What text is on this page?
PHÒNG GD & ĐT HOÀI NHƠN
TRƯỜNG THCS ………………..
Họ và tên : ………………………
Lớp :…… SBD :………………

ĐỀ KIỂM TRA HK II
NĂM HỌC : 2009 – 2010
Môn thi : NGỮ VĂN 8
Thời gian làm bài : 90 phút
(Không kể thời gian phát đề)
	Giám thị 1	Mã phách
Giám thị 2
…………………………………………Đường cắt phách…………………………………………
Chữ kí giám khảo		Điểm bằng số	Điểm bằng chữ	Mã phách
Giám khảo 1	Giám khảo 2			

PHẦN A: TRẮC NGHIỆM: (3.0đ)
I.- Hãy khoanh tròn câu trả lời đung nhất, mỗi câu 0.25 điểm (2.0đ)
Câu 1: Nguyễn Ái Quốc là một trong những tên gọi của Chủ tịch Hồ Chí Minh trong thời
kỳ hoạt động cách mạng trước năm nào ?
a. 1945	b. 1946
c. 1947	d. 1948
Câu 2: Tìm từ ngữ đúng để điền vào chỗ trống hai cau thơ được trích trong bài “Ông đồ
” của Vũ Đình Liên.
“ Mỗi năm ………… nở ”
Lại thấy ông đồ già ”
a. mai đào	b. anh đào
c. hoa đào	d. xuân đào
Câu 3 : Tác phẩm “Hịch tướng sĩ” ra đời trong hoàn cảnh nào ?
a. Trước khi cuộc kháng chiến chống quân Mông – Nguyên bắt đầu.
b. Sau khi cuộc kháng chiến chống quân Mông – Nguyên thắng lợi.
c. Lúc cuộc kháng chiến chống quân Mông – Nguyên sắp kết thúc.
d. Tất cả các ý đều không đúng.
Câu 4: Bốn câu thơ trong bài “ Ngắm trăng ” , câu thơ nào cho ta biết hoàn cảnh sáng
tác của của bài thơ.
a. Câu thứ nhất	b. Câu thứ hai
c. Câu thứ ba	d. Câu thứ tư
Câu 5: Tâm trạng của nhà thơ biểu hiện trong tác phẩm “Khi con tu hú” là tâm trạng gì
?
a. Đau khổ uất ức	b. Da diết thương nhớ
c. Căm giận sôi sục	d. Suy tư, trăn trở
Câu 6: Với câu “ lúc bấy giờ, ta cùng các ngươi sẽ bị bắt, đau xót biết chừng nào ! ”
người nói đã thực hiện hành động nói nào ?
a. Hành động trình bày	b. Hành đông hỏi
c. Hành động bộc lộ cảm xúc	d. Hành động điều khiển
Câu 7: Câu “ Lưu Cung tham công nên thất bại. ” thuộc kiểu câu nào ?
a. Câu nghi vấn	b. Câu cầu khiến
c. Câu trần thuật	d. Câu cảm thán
──────
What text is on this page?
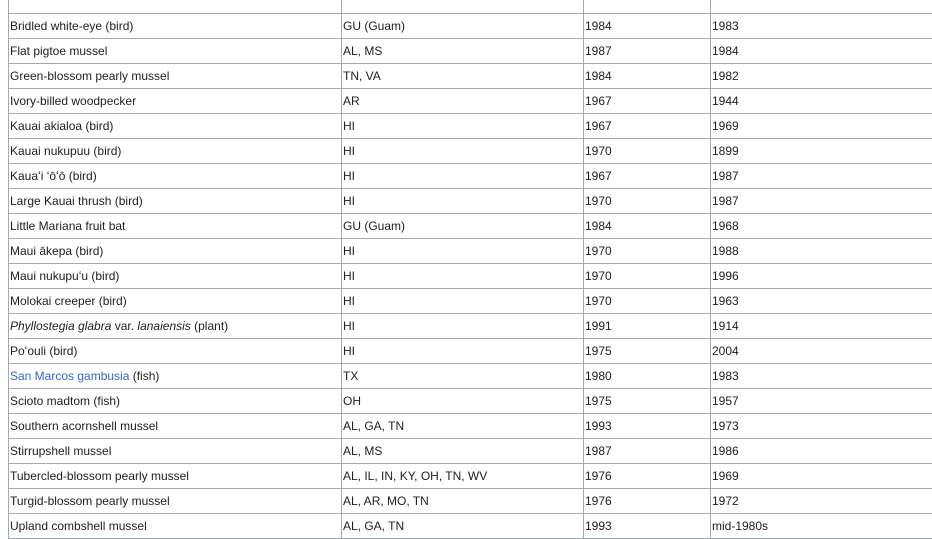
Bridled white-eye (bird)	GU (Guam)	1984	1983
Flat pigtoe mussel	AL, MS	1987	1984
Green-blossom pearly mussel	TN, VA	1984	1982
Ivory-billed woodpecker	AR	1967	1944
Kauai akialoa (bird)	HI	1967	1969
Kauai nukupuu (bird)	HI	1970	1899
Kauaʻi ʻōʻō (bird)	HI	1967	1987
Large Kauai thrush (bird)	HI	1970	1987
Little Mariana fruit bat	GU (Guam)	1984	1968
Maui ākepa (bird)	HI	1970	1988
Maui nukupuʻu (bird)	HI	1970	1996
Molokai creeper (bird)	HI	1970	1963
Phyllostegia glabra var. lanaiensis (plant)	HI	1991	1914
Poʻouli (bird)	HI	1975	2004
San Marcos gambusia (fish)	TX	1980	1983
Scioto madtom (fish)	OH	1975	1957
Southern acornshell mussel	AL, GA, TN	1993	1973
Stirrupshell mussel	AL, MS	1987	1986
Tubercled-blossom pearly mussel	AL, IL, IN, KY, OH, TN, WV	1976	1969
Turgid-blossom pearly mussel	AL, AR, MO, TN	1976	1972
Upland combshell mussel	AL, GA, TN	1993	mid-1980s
──────
Show all lines from the listing above in which "chống" appears.

#### [SOLUTION TO THIS EXERCISE]
a. Trước khi cuộc kháng chiến chống quân Mông – Nguyên bắt đầu.
b. Sau khi cuộc kháng chiến chống quân Mông – Nguyên thắng lợi.
c. Lúc cuộc kháng chiến chống quân Mông – Nguyên sắp kết thúc.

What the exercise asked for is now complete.